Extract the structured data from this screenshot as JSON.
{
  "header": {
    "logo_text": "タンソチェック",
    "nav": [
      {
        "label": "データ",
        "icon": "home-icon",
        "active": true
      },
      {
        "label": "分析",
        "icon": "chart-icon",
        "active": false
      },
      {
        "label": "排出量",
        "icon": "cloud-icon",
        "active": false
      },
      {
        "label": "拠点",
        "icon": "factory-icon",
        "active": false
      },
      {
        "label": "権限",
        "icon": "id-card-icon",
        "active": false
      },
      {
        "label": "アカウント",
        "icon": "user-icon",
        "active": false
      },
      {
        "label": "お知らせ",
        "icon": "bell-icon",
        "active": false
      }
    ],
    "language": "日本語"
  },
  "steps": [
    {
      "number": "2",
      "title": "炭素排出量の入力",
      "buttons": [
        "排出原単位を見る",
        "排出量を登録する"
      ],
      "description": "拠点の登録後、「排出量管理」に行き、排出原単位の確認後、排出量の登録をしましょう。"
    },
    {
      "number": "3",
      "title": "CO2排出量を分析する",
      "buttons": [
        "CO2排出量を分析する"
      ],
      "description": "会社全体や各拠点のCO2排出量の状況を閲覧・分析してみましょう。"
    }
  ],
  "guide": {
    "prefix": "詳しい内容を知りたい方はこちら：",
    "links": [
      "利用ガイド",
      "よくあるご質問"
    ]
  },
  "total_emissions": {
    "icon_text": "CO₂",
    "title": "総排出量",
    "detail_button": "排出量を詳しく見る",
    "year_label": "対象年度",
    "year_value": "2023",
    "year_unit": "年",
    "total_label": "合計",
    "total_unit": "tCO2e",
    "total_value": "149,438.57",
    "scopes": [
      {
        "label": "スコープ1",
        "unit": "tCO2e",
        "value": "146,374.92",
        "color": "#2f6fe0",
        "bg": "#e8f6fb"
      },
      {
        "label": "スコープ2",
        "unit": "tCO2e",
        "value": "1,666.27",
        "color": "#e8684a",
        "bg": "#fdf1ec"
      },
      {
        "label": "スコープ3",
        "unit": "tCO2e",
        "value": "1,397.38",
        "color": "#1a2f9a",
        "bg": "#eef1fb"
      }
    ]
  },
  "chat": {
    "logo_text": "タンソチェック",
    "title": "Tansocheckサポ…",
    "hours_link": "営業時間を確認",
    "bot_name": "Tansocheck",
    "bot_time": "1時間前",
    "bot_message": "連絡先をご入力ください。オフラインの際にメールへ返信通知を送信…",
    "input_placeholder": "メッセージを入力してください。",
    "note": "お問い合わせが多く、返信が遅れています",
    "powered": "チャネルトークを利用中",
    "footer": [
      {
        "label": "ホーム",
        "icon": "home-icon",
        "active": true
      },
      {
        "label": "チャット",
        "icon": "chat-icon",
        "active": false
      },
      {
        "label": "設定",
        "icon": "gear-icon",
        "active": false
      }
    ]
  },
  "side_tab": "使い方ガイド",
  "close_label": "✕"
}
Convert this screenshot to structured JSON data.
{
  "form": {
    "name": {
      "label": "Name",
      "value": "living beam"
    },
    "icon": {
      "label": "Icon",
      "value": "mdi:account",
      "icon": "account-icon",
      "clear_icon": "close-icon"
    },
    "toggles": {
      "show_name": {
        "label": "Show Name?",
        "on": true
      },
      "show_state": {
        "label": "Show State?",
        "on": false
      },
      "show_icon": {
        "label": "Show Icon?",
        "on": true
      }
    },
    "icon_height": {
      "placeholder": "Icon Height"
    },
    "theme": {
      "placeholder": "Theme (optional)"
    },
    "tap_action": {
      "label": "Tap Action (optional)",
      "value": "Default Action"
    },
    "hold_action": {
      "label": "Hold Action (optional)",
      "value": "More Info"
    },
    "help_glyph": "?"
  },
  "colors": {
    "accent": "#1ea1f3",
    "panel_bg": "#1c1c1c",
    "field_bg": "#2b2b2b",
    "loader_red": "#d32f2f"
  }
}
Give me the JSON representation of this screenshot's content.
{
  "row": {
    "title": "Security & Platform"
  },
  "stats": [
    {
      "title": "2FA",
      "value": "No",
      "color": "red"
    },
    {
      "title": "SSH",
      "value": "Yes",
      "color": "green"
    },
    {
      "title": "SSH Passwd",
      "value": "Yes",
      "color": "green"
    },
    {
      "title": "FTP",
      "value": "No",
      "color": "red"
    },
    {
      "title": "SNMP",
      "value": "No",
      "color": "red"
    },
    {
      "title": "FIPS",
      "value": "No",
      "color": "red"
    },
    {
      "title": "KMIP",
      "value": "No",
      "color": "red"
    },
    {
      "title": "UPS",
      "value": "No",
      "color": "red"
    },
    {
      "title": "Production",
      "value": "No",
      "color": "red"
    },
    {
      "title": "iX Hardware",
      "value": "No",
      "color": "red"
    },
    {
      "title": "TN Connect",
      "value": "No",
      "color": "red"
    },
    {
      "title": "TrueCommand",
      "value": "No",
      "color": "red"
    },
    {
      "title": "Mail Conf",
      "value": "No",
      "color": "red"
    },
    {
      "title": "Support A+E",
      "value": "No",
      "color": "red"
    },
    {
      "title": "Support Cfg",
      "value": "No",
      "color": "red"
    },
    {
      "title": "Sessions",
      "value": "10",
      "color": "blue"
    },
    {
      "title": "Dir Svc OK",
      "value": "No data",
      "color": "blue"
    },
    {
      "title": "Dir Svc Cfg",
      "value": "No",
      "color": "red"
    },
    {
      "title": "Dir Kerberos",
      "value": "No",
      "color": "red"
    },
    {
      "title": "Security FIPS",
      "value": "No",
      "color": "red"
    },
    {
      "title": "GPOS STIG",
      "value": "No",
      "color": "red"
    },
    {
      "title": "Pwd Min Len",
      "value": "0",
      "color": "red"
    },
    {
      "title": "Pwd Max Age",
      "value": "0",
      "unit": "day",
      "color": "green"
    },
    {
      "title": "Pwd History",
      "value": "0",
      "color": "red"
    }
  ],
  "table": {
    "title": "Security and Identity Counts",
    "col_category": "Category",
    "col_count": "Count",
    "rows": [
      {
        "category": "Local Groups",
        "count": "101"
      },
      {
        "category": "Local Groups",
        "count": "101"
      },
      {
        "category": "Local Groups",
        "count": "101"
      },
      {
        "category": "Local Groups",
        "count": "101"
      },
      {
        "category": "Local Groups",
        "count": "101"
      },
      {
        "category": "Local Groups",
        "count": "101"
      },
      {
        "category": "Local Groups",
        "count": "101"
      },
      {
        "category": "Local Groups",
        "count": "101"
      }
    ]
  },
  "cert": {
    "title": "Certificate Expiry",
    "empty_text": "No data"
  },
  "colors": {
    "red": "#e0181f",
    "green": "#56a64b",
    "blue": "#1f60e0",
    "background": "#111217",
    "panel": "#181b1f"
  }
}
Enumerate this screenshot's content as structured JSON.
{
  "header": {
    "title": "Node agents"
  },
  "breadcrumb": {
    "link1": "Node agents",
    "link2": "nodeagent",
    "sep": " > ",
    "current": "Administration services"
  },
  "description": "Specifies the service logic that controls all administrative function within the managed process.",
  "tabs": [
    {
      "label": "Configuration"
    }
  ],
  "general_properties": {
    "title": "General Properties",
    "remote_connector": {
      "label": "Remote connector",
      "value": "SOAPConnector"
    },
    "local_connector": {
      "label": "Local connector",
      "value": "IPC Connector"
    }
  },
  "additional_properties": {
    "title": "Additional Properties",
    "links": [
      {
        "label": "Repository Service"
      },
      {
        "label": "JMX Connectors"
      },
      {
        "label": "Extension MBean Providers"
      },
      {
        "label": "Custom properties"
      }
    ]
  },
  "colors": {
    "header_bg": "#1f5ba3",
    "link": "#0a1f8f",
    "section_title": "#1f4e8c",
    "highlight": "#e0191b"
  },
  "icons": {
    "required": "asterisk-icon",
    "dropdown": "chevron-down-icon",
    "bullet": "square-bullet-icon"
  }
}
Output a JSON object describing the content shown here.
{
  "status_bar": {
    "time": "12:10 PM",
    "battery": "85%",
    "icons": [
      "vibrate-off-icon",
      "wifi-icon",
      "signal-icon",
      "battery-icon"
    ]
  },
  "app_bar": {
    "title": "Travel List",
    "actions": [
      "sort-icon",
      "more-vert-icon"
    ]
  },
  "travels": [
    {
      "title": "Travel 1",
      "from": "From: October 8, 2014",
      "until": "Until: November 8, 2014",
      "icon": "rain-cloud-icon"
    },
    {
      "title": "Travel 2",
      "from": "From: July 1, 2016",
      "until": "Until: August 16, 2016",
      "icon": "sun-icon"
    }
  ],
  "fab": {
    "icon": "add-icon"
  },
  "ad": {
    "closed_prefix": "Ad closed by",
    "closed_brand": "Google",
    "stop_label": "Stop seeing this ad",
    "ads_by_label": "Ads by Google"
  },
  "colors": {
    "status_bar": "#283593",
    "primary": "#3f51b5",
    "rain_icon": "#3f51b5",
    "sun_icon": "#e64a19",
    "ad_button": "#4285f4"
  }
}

**REQUIRED WORK**
Check the data for the word "account" and pull out the lines that have it.

**SOLUTION**
      "value": "mdi:account",
      "icon": "account-icon",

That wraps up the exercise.